### [DATA TO USE]
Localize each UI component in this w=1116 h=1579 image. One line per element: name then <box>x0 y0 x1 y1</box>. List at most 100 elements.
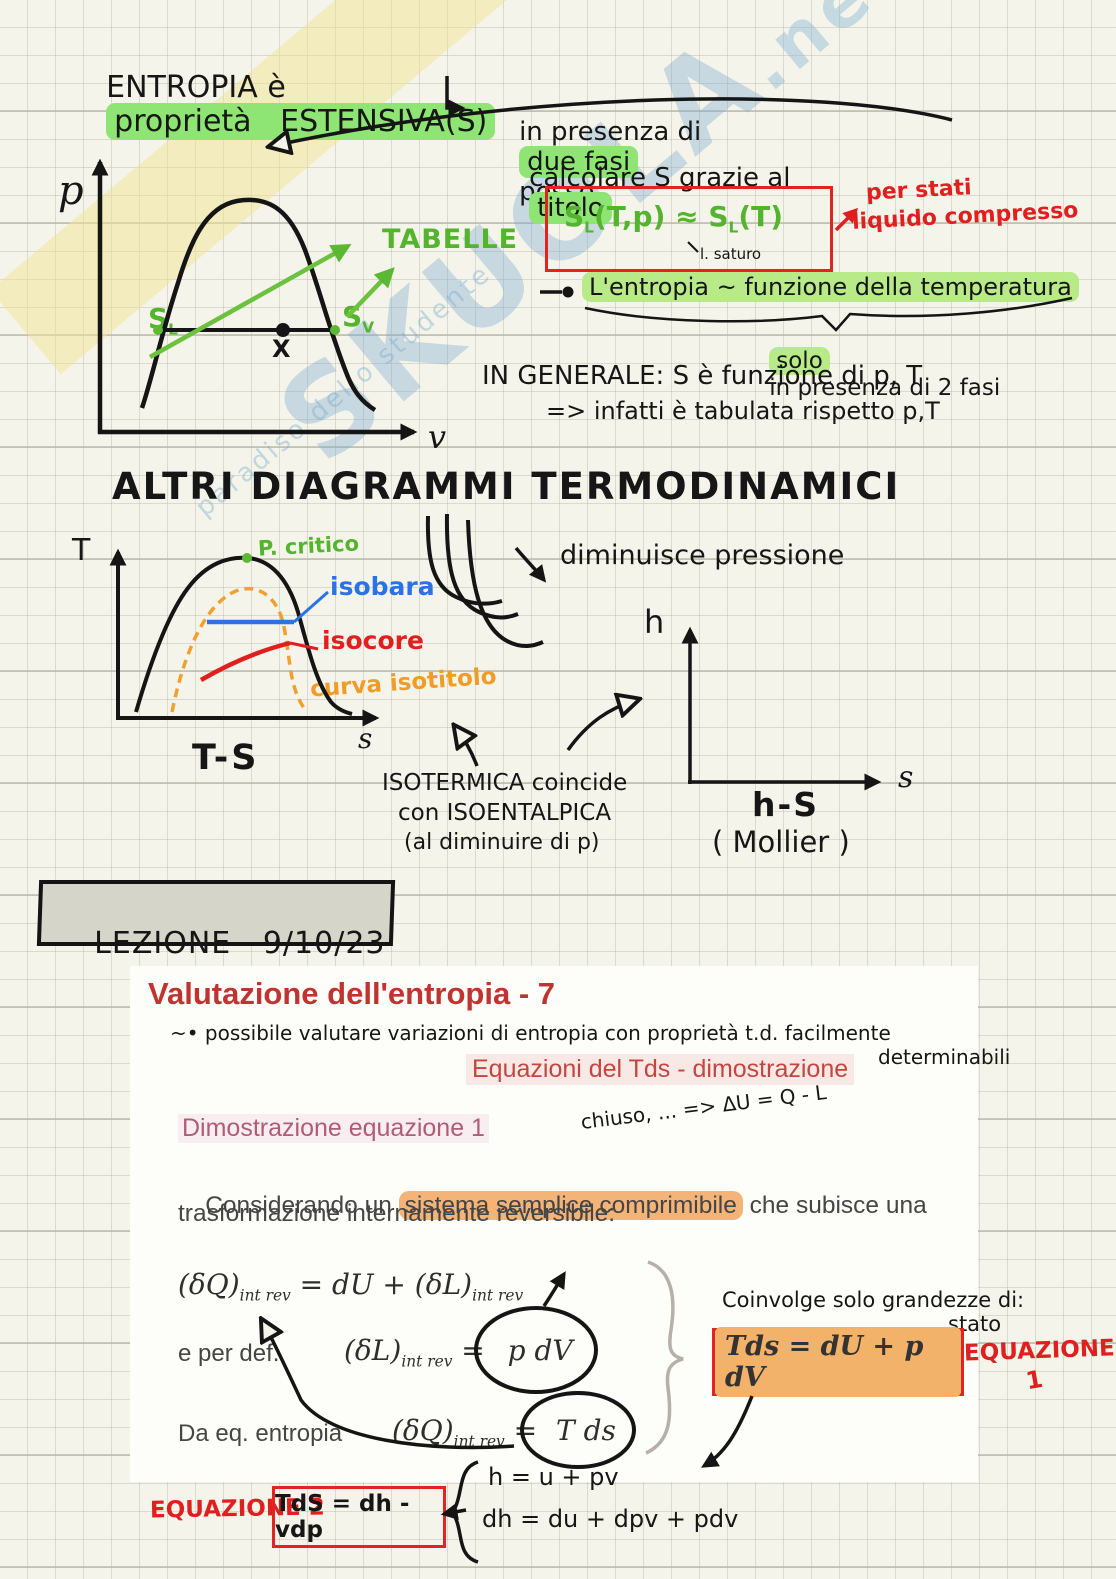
formula-s2-sub: L <box>728 218 739 237</box>
ts-diagram-label: T-S <box>192 738 259 778</box>
isobar-text: isobara <box>330 572 435 601</box>
pv-diagram <box>91 158 418 441</box>
pressure-decrease-note: diminuisce pressione <box>560 540 844 571</box>
eq1-rhs-sub: int rev <box>472 1286 524 1305</box>
x-mark-text: X <box>272 335 291 363</box>
saturated-liquid-note: l. saturo <box>700 245 761 263</box>
hs-label-text: h-S <box>752 785 819 824</box>
isobar-label: isobara <box>330 572 435 601</box>
body1-post: che subisce una <box>749 1192 927 1219</box>
iso-quality-text: curva isotitolo <box>309 663 498 703</box>
formula-end: (T) <box>738 200 784 233</box>
hs-h-text: h <box>644 603 665 641</box>
state-note-line1: Coinvolge solo grandezze di: <box>722 1288 1025 1312</box>
critical-point-text: P. critico <box>257 531 360 561</box>
state-quantities-note-1: Coinvolge solo grandezze di: <box>722 1288 1024 1312</box>
entropy-note-highlight: L'entropia ~ funzione della temperatura <box>582 272 1079 302</box>
title-prefix: ENTROPIA è <box>106 69 286 105</box>
section-title: ALTRI DIAGRAMMI TERMODINAMICI <box>112 465 900 509</box>
isothermal-note-line3: (al diminuire di p) <box>404 830 600 855</box>
entropy-function-note: L'entropia ~ funzione della temperatura <box>582 272 1079 302</box>
isochore-line <box>199 640 291 682</box>
pressure-decrease-text: diminuisce pressione <box>560 540 845 571</box>
page-title: ENTROPIA è proprietà ESTENSIVA(S) <box>68 36 496 174</box>
slide-body-line2: trasformazione internamente reversibile: <box>178 1200 615 1228</box>
equation1-tag-number: 1 <box>1024 1365 1045 1395</box>
formula-mid: (T,p) ≈ S <box>593 200 729 233</box>
eq2-rhs: p dV <box>507 1334 573 1367</box>
tables-arrow-1 <box>148 244 352 359</box>
mollier-text: ( Mollier ) <box>712 825 850 859</box>
per-def-label: e per def. <box>178 1340 279 1368</box>
general-note-line2: => infatti è tabulata rispetto p,T <box>546 397 940 426</box>
slide-hw2-text: determinabili <box>878 1045 1011 1069</box>
equation1-number-text: 1 <box>1023 1364 1046 1396</box>
equation1-boxed-formula: Tds = dU + p dV <box>715 1327 961 1397</box>
two-phase-only-note: solo in presenza di 2 fasi <box>740 322 1000 428</box>
equation1-tag-text: EQUAZIONE <box>963 1335 1116 1367</box>
ts-x-axis-label: s <box>358 722 372 755</box>
pressure-decrease-arrow <box>514 546 547 583</box>
watermark-tld-text: .net <box>728 0 921 107</box>
system-to-box-arrow <box>440 1503 467 1520</box>
da-eq-label: Da eq. entropia <box>178 1420 342 1448</box>
iso-quality-curve-label: curva isotitolo <box>309 664 497 703</box>
general-line1-text: IN GENERALE: S è funzione di p, T <box>482 361 923 391</box>
tables-label: TABELLE <box>382 224 518 255</box>
eq1-lhs-sub: int rev <box>239 1286 291 1305</box>
pv-y-text: p <box>58 168 84 214</box>
equation-entropy: (δQ)int rev = T ds <box>392 1414 616 1451</box>
hs-diagram <box>681 626 882 791</box>
mollier-label: ( Mollier ) <box>712 825 850 859</box>
da-eq-text: Da eq. entropia <box>178 1420 343 1447</box>
ts-label-text: T-S <box>192 738 260 778</box>
slide-subtitle: Equazioni del Tds - dimostrazione <box>466 1054 855 1085</box>
slide-hw-note-line1: ~• possibile valutare variazioni di entr… <box>170 1022 891 1045</box>
formula-s1-sub: L <box>584 218 594 237</box>
enthalpy-diff-text: dh = du + dpv + pdv <box>482 1505 739 1533</box>
saturated-liquid-label: SL <box>148 302 178 339</box>
equation-first-law: (δQ)int rev = dU + (δL)int rev <box>178 1268 523 1305</box>
hs-x-axis-label: s <box>898 760 913 795</box>
iso-line2-text: con ISOENTALPICA <box>398 800 612 826</box>
slide-hw-note-line2: determinabili <box>878 1046 1010 1069</box>
equation2-boxed-formula: TdS = dh - vdp <box>275 1490 410 1543</box>
isochore-pointer <box>289 641 319 651</box>
isobar-curve-2 <box>444 513 519 620</box>
eq1-rhs: = dU + (δL) <box>290 1268 473 1301</box>
hs-diagram-label: h-S <box>752 786 819 824</box>
isoterm-arrow-right <box>566 700 636 752</box>
eq2-eq: = <box>452 1334 494 1367</box>
ts-s-text: s <box>358 722 373 755</box>
ts-y-axis-label: T <box>72 533 90 569</box>
pv-sv-point <box>330 325 340 335</box>
saturated-vapor-label: SV <box>342 300 374 337</box>
slide-title: Valutazione dell'entropia - 7 <box>148 976 555 1012</box>
equation1-tag: EQUAZIONE <box>964 1335 1116 1366</box>
eq3-lhs-sub: int rev <box>453 1432 505 1451</box>
isobar-family-curves <box>425 513 547 648</box>
compressed-liquid-note-1: per stati <box>865 175 972 205</box>
slide-body-line1: Considerando un sistema semplice comprim… <box>178 1164 927 1248</box>
lesson-date: LEZIONE 9/10/23 <box>52 892 386 996</box>
isothermal-note-line2: con ISOENTALPICA <box>398 800 611 826</box>
hs-y-axis-label: h <box>644 604 664 641</box>
demo-heading-text: Dimostrazione equazione 1 <box>182 1114 485 1142</box>
sl-sub: L <box>168 320 178 339</box>
hs-s-text: s <box>898 760 914 795</box>
formula-s1: S <box>564 200 585 233</box>
isochore-text: isocore <box>322 626 424 655</box>
eq3-lhs: (δQ) <box>392 1414 454 1447</box>
quality-mark: X <box>272 335 291 364</box>
isothermal-note-line1: ISOTERMICA coincide <box>382 770 627 796</box>
title-highlight: proprietà ESTENSIVA(S) <box>106 103 496 140</box>
isobar-pointer <box>293 590 329 624</box>
equation2-box: TdS = dh - vdp <box>272 1486 446 1548</box>
pv-y-axis-label: p <box>58 168 84 214</box>
eq3-eq: = <box>504 1414 547 1447</box>
eq2-lhs-sub: int rev <box>401 1352 453 1371</box>
isochore-label: isocore <box>322 626 424 655</box>
slide-title-text: Valutazione dell'entropia - 7 <box>148 976 556 1011</box>
eq2-lhs: (δL) <box>344 1334 402 1367</box>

### [WHAT THE TASK REQUIRES]
Can you copy everything from the line containing "formula-s2-sub: L <box>728 218 739 237</box>" down to the line containing "pressure-decrease-note: diminuisce pressione", reproducing each of those lines character for character?

### [FINAL RESULT]
formula-s2-sub: L <box>728 218 739 237</box>
ts-diagram-label: T-S <box>192 738 259 778</box>
isobar-text: isobara <box>330 572 435 601</box>
pv-diagram <box>91 158 418 441</box>
pressure-decrease-note: diminuisce pressione <box>560 540 844 571</box>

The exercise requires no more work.